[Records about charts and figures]
= = = =

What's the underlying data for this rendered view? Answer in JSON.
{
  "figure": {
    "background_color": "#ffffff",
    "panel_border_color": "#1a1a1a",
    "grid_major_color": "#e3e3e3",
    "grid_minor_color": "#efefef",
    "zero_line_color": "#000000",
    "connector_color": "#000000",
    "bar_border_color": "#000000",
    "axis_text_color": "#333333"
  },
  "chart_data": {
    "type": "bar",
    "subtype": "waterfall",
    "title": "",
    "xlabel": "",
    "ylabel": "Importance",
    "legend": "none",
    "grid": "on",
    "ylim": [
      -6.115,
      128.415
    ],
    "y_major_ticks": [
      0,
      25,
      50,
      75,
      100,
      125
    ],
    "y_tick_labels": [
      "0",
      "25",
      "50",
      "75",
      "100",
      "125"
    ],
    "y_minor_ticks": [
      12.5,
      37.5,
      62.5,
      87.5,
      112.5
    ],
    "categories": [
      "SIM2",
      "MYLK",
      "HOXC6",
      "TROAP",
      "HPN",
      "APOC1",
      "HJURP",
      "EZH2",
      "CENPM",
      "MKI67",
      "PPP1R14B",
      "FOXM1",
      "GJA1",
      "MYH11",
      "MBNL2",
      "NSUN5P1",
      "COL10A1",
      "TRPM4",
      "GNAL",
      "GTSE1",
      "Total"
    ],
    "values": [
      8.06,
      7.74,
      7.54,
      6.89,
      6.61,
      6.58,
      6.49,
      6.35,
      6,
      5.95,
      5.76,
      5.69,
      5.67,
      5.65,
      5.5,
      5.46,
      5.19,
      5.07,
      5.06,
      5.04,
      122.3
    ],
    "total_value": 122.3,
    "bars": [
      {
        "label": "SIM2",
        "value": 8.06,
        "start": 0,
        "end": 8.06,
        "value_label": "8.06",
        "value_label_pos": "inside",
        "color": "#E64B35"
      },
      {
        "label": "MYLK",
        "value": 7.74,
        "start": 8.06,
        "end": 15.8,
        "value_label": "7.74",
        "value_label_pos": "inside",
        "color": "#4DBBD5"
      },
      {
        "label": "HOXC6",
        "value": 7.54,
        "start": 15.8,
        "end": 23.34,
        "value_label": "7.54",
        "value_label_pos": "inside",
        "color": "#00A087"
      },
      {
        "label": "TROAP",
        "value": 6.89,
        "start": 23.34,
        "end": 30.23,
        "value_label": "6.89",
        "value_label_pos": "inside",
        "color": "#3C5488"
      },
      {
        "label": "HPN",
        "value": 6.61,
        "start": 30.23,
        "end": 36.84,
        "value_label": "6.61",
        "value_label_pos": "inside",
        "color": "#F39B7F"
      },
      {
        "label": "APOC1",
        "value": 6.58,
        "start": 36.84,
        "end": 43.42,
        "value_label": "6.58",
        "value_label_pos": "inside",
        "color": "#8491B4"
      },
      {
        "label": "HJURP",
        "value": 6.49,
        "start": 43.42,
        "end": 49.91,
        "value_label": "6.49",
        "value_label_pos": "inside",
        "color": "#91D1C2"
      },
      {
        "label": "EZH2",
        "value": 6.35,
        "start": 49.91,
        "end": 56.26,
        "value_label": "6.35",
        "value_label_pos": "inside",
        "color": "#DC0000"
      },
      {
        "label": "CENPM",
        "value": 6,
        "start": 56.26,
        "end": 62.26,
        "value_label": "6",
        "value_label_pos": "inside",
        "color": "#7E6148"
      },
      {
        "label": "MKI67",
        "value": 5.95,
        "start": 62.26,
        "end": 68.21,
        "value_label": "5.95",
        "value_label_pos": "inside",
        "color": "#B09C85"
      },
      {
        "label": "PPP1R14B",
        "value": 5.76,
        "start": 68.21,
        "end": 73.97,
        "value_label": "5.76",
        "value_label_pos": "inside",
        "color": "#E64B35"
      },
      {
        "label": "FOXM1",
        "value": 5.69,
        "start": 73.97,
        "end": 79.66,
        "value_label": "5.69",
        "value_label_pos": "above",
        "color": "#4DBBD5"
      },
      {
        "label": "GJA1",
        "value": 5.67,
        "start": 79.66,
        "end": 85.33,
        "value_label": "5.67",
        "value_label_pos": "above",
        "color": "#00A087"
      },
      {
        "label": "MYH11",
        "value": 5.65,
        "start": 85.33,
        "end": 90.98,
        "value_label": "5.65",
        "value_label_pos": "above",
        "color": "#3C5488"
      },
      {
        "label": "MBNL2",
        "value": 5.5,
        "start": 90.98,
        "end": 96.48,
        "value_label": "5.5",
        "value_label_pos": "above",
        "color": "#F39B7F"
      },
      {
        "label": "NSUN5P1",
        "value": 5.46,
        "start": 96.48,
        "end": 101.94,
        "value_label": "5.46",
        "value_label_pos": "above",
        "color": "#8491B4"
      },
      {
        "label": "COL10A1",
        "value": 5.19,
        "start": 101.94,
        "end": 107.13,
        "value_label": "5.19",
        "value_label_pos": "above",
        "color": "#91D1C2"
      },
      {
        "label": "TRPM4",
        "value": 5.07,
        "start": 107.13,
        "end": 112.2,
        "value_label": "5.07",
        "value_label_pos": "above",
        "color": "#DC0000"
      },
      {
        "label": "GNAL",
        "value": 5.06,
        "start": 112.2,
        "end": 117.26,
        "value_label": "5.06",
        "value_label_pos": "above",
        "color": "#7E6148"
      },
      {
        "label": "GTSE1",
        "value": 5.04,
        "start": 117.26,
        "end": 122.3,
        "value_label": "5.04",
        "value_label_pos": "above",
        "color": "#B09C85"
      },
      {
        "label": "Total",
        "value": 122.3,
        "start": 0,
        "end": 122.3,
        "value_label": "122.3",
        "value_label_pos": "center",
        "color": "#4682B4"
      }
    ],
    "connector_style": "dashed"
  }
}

= = = =

Once more, set down the full listing, verbatim.

__TASK ANSWER__.
What's the underlying data for this rendered view? Answer in JSON.
{
  "figure": {
    "background_color": "#ffffff",
    "panel_border_color": "#1a1a1a",
    "grid_major_color": "#e3e3e3",
    "grid_minor_color": "#efefef",
    "zero_line_color": "#000000",
    "connector_color": "#000000",
    "bar_border_color": "#000000",
    "axis_text_color": "#333333"
  },
  "chart_data": {
    "type": "bar",
    "subtype": "waterfall",
    "title": "",
    "xlabel": "",
    "ylabel": "Importance",
    "legend": "none",
    "grid": "on",
    "ylim": [
      -6.115,
      128.415
    ],
    "y_major_ticks": [
      0,
      25,
      50,
      75,
      100,
      125
    ],
    "y_tick_labels": [
      "0",
      "25",
      "50",
      "75",
      "100",
      "125"
    ],
    "y_minor_ticks": [
      12.5,
      37.5,
      62.5,
      87.5,
      112.5
    ],
    "categories": [
      "SIM2",
      "MYLK",
      "HOXC6",
      "TROAP",
      "HPN",
      "APOC1",
      "HJURP",
      "EZH2",
      "CENPM",
      "MKI67",
      "PPP1R14B",
      "FOXM1",
      "GJA1",
      "MYH11",
      "MBNL2",
      "NSUN5P1",
      "COL10A1",
      "TRPM4",
      "GNAL",
      "GTSE1",
      "Total"
    ],
    "values": [
      8.06,
      7.74,
      7.54,
      6.89,
      6.61,
      6.58,
      6.49,
      6.35,
      6,
      5.95,
      5.76,
      5.69,
      5.67,
      5.65,
      5.5,
      5.46,
      5.19,
      5.07,
      5.06,
      5.04,
      122.3
    ],
    "total_value": 122.3,
    "bars": [
      {
        "label": "SIM2",
        "value": 8.06,
        "start": 0,
        "end": 8.06,
        "value_label": "8.06",
        "value_label_pos": "inside",
        "color": "#E64B35"
      },
      {
        "label": "MYLK",
        "value": 7.74,
        "start": 8.06,
        "end": 15.8,
        "value_label": "7.74",
        "value_label_pos": "inside",
        "color": "#4DBBD5"
      },
      {
        "label": "HOXC6",
        "value": 7.54,
        "start": 15.8,
        "end": 23.34,
        "value_label": "7.54",
        "value_label_pos": "inside",
        "color": "#00A087"
      },
      {
        "label": "TROAP",
        "value": 6.89,
        "start": 23.34,
        "end": 30.23,
        "value_label": "6.89",
        "value_label_pos": "inside",
        "color": "#3C5488"
      },
      {
        "label": "HPN",
        "value": 6.61,
        "start": 30.23,
        "end": 36.84,
        "value_label": "6.61",
        "value_label_pos": "inside",
        "color": "#F39B7F"
      },
      {
        "label": "APOC1",
        "value": 6.58,
        "start": 36.84,
        "end": 43.42,
        "value_label": "6.58",
        "value_label_pos": "inside",
        "color": "#8491B4"
      },
      {
        "label": "HJURP",
        "value": 6.49,
        "start": 43.42,
        "end": 49.91,
        "value_label": "6.49",
        "value_label_pos": "inside",
        "color": "#91D1C2"
      },
      {
        "label": "EZH2",
        "value": 6.35,
        "start": 49.91,
        "end": 56.26,
        "value_label": "6.35",
        "value_label_pos": "inside",
        "color": "#DC0000"
      },
      {
        "label": "CENPM",
        "value": 6,
        "start": 56.26,
        "end": 62.26,
        "value_label": "6",
        "value_label_pos": "inside",
        "color": "#7E6148"
      },
      {
        "label": "MKI67",
        "value": 5.95,
        "start": 62.26,
        "end": 68.21,
        "value_label": "5.95",
        "value_label_pos": "inside",
        "color": "#B09C85"
      },
      {
        "label": "PPP1R14B",
        "value": 5.76,
        "start": 68.21,
        "end": 73.97,
        "value_label": "5.76",
        "value_label_pos": "inside",
        "color": "#E64B35"
      },
      {
        "label": "FOXM1",
        "value": 5.69,
        "start": 73.97,
        "end": 79.66,
        "value_label": "5.69",
        "value_label_pos": "above",
        "color": "#4DBBD5"
      },
      {
        "label": "GJA1",
        "value": 5.67,
        "start": 79.66,
        "end": 85.33,
        "value_label": "5.67",
        "value_label_pos": "above",
        "color": "#00A087"
      },
      {
        "label": "MYH11",
        "value": 5.65,
        "start": 85.33,
        "end": 90.98,
        "value_label": "5.65",
        "value_label_pos": "above",
        "color": "#3C5488"
      },
      {
        "label": "MBNL2",
        "value": 5.5,
        "start": 90.98,
        "end": 96.48,
        "value_label": "5.5",
        "value_label_pos": "above",
        "color": "#F39B7F"
      },
      {
        "label": "NSUN5P1",
        "value": 5.46,
        "start": 96.48,
        "end": 101.94,
        "value_label": "5.46",
        "value_label_pos": "above",
        "color": "#8491B4"
      },
      {
        "label": "COL10A1",
        "value": 5.19,
        "start": 101.94,
        "end": 107.13,
        "value_label": "5.19",
        "value_label_pos": "above",
        "color": "#91D1C2"
      },
      {
        "label": "TRPM4",
        "value": 5.07,
        "start": 107.13,
        "end": 112.2,
        "value_label": "5.07",
        "value_label_pos": "above",
        "color": "#DC0000"
      },
      {
        "label": "GNAL",
        "value": 5.06,
        "start": 112.2,
        "end": 117.26,
        "value_label": "5.06",
        "value_label_pos": "above",
        "color": "#7E6148"
      },
      {
        "label": "GTSE1",
        "value": 5.04,
        "start": 117.26,
        "end": 122.3,
        "value_label": "5.04",
        "value_label_pos": "above",
        "color": "#B09C85"
      },
      {
        "label": "Total",
        "value": 122.3,
        "start": 0,
        "end": 122.3,
        "value_label": "122.3",
        "value_label_pos": "center",
        "color": "#4682B4"
      }
    ],
    "connector_style": "dashed"
  }
}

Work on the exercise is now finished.